- _Task details_: Among the lines listed below, count those that include the string "this", and state only the count.

- _Record set_:
┌──
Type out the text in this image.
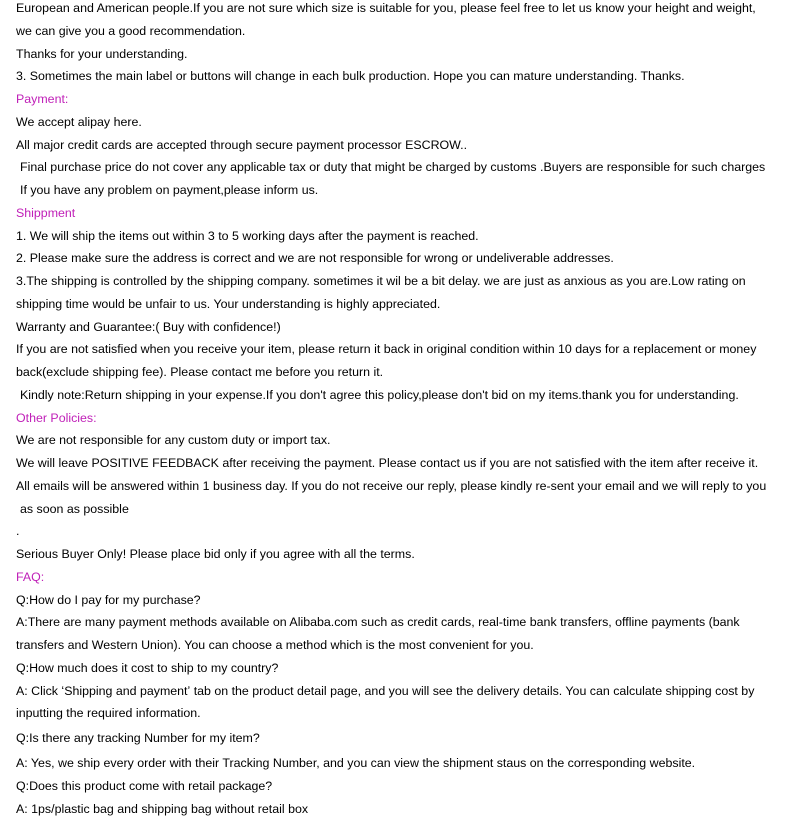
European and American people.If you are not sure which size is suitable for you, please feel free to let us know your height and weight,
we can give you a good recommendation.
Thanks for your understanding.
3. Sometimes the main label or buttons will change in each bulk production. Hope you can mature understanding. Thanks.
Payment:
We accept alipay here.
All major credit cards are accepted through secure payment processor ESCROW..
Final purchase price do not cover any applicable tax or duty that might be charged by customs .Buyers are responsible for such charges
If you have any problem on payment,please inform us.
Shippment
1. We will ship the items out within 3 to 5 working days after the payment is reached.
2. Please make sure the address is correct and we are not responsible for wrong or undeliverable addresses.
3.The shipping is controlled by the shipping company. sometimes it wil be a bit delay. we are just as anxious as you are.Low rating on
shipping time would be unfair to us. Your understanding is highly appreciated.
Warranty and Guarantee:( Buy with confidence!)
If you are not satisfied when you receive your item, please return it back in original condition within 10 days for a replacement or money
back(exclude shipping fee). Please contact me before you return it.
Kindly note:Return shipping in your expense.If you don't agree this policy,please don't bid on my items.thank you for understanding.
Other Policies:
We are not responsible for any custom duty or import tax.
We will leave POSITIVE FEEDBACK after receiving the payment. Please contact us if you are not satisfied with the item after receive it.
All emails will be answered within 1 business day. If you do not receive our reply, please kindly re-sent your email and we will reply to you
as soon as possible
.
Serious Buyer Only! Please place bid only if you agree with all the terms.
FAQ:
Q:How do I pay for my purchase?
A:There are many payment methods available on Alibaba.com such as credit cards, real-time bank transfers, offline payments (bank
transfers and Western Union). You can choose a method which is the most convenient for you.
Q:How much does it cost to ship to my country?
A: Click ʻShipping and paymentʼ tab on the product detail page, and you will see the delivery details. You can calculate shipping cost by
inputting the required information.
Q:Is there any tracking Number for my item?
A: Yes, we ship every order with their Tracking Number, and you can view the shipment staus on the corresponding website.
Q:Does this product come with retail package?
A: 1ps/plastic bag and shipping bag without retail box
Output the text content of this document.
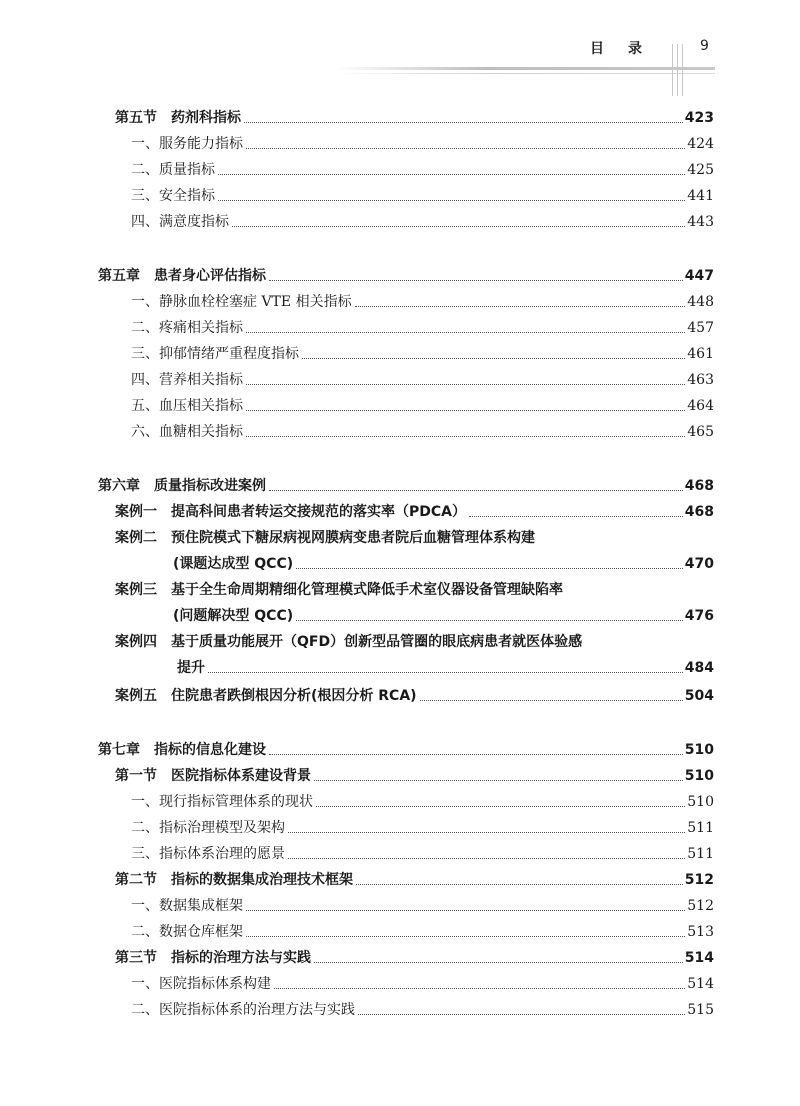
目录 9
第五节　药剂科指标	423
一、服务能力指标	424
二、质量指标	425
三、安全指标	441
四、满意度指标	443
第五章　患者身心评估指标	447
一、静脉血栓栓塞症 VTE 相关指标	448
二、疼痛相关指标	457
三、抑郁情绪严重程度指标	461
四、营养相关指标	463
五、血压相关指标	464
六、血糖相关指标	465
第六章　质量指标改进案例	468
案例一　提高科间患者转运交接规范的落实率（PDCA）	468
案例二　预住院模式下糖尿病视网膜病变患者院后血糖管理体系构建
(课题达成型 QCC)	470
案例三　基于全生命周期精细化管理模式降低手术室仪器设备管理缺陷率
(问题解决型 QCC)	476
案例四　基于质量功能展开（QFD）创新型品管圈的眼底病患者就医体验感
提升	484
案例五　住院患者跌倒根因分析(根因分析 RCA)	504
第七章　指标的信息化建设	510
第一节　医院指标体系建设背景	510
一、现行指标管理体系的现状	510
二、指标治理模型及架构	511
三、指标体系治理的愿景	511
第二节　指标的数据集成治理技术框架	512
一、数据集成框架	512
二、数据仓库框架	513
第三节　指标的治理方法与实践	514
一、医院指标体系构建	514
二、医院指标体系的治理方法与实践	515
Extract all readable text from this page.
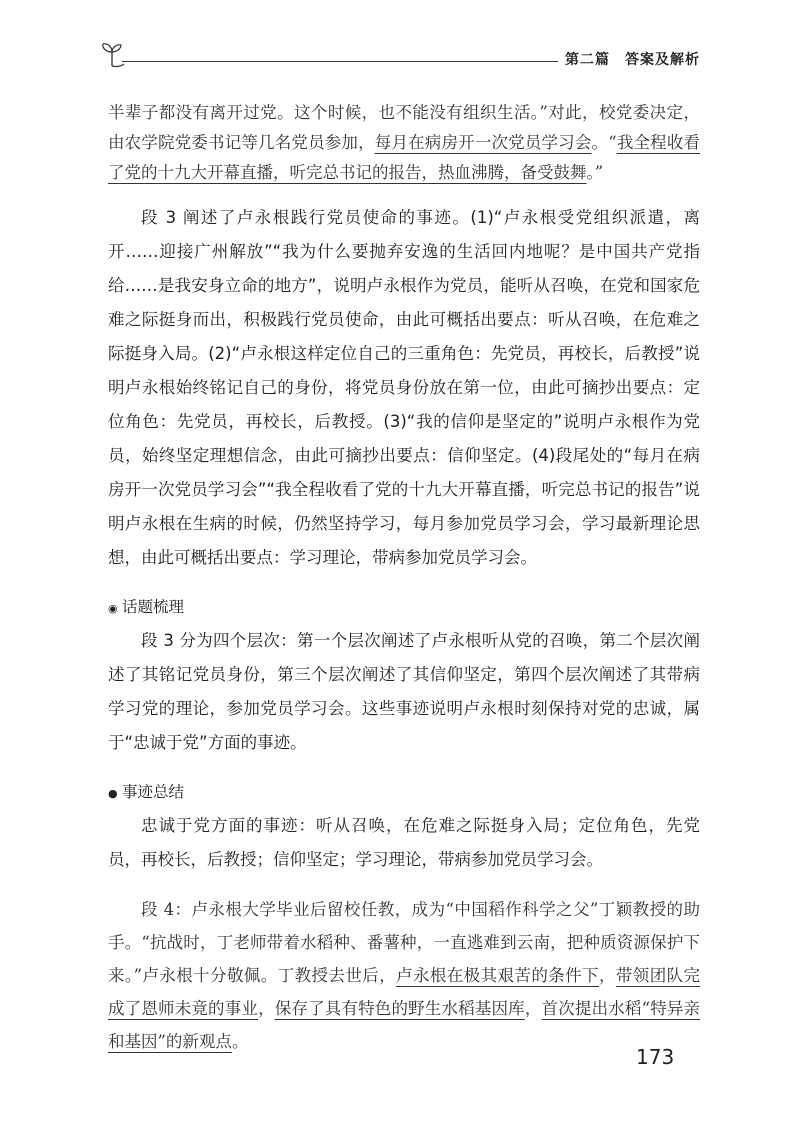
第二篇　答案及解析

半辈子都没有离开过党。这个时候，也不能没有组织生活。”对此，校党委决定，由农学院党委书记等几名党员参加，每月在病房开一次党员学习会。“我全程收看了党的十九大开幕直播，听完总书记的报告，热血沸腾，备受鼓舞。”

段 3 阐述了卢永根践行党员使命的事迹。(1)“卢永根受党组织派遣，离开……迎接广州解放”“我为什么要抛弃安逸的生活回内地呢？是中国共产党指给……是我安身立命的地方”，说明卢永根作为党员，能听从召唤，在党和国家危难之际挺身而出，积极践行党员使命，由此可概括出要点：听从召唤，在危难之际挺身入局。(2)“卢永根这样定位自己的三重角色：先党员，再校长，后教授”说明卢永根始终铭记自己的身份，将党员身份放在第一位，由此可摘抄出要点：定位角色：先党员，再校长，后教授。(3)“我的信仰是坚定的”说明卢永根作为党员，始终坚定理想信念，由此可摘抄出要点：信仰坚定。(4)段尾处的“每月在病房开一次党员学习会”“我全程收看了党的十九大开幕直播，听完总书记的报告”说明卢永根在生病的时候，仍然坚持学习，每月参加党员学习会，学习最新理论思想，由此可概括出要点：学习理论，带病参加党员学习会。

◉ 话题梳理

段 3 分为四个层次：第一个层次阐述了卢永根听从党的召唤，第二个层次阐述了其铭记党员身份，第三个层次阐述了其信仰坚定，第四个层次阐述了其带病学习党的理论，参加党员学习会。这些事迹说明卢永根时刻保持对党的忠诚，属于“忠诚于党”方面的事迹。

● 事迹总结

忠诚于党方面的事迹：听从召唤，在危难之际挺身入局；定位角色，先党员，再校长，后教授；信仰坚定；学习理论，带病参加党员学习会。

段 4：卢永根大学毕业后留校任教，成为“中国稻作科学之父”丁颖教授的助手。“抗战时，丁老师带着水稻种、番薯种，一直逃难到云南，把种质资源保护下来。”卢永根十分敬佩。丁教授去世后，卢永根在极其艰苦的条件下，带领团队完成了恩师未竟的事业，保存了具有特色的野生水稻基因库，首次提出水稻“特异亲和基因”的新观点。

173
└──
- _Exercise result_: 5